• Data entries:
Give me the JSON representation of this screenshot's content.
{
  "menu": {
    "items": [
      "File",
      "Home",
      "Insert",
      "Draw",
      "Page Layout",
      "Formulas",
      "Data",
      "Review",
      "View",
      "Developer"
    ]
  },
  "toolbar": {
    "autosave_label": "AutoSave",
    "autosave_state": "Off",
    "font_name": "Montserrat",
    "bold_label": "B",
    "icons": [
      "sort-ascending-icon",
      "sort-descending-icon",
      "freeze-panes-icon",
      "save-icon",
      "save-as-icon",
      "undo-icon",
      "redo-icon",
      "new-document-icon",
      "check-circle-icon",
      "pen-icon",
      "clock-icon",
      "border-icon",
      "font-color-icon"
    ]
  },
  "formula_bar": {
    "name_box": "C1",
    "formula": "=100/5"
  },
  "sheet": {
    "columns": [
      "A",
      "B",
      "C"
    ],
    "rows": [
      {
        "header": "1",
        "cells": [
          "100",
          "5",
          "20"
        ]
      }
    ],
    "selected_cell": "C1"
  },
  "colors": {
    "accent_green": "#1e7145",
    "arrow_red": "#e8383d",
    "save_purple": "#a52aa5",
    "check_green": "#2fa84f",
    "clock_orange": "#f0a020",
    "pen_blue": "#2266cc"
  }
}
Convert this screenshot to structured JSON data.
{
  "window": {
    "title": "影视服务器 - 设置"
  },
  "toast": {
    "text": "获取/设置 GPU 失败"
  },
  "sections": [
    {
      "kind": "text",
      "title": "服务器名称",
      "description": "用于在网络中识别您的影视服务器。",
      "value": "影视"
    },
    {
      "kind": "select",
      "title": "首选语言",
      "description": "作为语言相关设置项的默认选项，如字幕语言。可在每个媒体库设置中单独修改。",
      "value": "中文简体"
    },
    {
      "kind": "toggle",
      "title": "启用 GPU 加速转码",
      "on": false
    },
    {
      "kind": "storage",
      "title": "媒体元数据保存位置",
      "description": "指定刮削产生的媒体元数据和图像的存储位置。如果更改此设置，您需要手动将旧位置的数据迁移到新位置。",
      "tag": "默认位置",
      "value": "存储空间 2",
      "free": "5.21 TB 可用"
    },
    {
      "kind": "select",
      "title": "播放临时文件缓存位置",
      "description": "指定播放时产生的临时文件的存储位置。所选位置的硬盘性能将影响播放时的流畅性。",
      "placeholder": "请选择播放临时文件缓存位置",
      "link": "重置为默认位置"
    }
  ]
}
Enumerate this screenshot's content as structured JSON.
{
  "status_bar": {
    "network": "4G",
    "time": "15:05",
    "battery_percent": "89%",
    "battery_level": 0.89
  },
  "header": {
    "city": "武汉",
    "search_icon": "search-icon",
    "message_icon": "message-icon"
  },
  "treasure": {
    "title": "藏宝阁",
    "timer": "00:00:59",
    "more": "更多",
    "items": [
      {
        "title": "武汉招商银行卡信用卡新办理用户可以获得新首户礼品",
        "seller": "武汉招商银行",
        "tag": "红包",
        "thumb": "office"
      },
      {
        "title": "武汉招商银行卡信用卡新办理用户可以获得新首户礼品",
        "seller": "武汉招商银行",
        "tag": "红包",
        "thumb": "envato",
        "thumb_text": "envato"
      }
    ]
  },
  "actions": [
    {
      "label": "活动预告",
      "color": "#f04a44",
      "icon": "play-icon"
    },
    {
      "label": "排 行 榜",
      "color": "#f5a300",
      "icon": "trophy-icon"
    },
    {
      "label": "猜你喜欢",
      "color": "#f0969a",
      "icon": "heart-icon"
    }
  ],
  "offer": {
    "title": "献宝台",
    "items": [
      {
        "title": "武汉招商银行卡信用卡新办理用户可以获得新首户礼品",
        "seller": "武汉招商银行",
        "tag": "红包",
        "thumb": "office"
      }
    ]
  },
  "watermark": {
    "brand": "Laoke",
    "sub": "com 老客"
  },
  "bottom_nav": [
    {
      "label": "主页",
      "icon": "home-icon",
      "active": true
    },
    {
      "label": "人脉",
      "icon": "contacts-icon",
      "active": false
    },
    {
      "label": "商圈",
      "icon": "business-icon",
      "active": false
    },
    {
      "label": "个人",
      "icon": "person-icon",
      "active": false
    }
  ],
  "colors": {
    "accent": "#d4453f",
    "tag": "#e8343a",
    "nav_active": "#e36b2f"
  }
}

• What to do: Filter the records above and return every line that holds the word "this".

• Task response:
Give me the JSON representation of this screenshot's content.
Convert this screenshot to structured JSON data.
Enumerate this screenshot's content as structured JSON.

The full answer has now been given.